◆ **SET PROBLEM**
Report only the number of lines in this material that include the string "Maharashtra".
Begin DATA ROWS
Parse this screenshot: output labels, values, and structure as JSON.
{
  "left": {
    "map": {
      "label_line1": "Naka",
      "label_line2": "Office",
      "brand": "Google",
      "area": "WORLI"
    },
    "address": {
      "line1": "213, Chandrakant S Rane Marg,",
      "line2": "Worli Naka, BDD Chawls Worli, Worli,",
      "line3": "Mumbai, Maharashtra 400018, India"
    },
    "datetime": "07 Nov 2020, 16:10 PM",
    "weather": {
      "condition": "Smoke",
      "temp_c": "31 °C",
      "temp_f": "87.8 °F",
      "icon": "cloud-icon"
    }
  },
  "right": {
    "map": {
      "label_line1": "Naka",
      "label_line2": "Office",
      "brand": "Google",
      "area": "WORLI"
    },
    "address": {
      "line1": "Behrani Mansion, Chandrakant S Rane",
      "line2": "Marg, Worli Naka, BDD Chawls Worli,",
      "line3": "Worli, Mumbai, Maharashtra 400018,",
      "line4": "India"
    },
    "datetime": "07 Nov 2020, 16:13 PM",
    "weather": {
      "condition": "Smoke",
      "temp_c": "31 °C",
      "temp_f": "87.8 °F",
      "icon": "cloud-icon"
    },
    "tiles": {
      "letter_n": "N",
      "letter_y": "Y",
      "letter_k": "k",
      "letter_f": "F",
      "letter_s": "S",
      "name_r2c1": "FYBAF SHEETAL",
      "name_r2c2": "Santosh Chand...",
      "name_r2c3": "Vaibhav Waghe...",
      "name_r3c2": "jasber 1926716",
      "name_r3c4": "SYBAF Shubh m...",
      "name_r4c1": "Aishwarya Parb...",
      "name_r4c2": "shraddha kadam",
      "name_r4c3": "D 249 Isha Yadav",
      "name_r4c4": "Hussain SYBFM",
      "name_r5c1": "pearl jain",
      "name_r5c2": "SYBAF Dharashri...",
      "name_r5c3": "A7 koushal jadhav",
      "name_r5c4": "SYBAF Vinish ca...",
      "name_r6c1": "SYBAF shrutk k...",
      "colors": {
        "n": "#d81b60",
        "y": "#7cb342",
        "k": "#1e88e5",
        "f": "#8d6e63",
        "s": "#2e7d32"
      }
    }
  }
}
End DATA ROWS
◆ **FINAL RESULT**
2